[Data extracted from a collection]
○ ○ ○

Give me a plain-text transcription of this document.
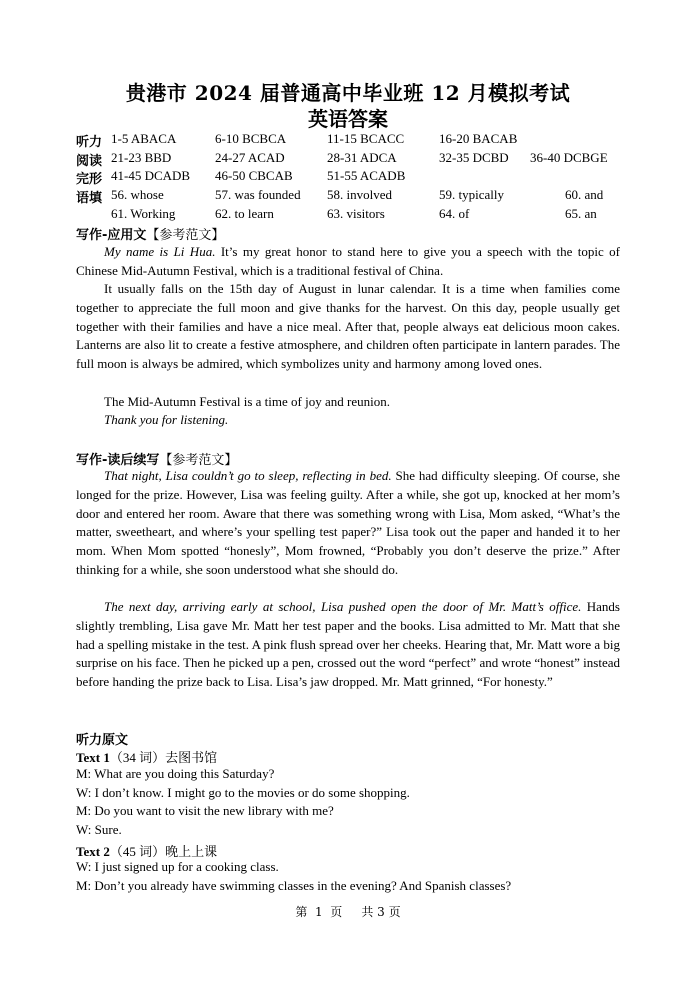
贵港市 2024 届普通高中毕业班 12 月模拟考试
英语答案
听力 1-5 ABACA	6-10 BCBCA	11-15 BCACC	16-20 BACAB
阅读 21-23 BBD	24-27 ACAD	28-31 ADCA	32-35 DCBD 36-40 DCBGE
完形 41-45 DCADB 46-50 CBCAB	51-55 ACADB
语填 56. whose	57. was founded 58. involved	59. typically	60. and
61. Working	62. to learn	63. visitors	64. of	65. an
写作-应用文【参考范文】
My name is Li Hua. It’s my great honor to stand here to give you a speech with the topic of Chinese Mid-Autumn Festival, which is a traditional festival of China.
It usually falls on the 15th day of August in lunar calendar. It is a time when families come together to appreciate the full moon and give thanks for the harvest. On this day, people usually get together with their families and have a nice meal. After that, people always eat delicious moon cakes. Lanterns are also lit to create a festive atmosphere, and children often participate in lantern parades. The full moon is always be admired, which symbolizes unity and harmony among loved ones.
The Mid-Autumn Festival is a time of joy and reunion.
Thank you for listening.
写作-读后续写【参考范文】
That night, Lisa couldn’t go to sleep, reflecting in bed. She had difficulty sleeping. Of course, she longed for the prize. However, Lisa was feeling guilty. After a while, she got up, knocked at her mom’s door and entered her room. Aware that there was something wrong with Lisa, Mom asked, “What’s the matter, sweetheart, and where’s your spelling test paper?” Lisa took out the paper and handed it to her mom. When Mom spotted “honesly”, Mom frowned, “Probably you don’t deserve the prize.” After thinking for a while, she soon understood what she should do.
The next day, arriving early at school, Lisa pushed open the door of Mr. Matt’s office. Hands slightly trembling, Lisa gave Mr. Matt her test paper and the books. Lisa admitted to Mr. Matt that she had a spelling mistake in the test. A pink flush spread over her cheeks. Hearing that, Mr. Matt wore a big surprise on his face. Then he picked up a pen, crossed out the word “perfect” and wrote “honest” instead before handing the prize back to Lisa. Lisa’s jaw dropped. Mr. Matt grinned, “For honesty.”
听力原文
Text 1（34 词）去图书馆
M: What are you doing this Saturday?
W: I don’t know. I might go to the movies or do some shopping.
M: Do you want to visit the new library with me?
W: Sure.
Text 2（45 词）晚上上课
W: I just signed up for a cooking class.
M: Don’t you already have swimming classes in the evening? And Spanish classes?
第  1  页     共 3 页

○ ○ ○

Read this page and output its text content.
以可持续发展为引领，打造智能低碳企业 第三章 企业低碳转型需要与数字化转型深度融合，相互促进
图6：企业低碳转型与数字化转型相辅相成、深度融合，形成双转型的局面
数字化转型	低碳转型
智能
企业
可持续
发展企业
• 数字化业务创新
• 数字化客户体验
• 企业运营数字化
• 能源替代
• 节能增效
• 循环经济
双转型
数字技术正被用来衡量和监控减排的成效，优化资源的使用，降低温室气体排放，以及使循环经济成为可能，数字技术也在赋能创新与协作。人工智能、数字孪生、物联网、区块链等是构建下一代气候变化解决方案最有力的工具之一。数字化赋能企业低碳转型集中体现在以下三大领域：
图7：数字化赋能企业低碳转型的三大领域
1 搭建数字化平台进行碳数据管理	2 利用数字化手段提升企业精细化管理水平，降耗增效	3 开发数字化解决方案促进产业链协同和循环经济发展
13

○ ○ ○

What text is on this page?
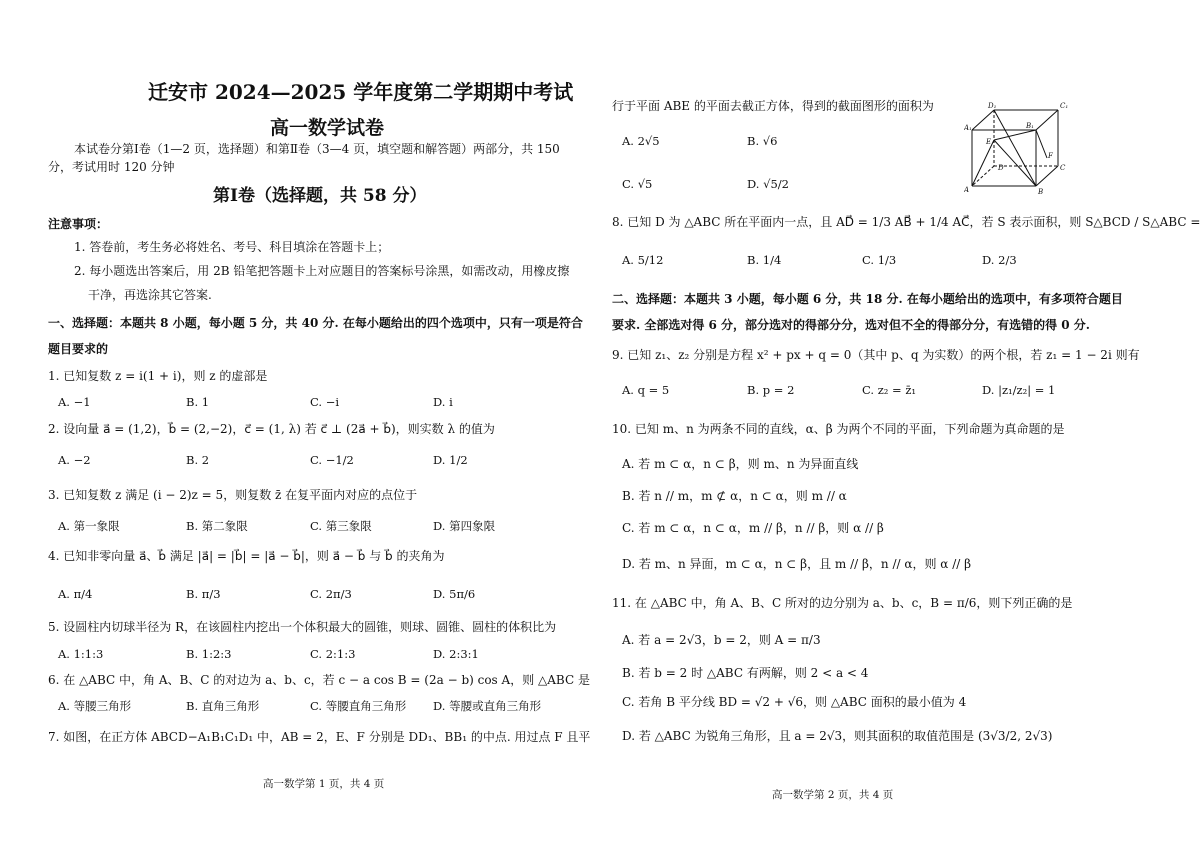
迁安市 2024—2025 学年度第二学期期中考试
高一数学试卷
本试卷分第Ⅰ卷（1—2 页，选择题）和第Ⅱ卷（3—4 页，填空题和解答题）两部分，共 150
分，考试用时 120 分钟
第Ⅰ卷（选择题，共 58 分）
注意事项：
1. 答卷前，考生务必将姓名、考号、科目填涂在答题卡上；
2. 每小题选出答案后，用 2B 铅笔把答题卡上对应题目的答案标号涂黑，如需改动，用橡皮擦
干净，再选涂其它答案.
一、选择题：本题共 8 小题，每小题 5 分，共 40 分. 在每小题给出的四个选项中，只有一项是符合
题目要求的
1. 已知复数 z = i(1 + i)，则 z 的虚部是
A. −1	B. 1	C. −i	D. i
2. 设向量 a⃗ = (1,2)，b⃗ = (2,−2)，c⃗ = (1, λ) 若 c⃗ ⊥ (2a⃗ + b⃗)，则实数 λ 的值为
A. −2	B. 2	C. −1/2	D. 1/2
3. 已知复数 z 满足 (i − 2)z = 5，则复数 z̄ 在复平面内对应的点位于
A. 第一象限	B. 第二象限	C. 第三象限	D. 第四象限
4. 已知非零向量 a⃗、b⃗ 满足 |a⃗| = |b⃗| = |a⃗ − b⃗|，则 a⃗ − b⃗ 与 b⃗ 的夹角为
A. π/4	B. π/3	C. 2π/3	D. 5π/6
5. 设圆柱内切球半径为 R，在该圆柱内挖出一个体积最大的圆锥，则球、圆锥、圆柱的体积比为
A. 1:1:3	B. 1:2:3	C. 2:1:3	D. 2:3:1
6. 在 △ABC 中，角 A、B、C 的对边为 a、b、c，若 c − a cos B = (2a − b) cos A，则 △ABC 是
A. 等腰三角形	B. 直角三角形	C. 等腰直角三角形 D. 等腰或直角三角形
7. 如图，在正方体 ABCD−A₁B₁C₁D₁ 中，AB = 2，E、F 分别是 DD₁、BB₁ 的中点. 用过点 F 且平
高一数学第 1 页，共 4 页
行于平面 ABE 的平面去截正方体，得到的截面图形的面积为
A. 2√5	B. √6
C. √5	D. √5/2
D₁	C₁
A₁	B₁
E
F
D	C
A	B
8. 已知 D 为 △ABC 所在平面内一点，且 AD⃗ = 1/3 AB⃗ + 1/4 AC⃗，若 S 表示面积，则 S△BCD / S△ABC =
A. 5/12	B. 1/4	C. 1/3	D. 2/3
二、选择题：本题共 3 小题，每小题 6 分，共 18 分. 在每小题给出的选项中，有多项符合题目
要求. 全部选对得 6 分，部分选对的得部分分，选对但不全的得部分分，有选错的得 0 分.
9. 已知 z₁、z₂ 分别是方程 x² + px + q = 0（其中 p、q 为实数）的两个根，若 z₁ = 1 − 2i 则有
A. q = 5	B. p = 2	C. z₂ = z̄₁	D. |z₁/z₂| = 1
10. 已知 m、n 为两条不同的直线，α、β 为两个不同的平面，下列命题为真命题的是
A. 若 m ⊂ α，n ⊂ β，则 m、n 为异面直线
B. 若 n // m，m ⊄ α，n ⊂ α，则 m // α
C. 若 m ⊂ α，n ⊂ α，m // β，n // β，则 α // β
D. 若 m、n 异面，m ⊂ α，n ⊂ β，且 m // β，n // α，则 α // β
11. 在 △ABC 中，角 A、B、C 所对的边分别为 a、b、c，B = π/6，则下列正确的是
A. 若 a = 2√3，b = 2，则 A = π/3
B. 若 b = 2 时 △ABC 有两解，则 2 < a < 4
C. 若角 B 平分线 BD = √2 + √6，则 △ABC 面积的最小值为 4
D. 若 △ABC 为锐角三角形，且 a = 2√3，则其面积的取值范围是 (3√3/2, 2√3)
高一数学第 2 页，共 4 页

○ ○ ○

### Prompt
List the lines of the material in which the word "Festival" occurs.

### Finished task
My name is Li Hua. It’s my great honor to stand here to give you a speech with the topic of Chinese Mid-Autumn Festival, which is a traditional festival of China.
The Mid-Autumn Festival is a time of joy and reunion.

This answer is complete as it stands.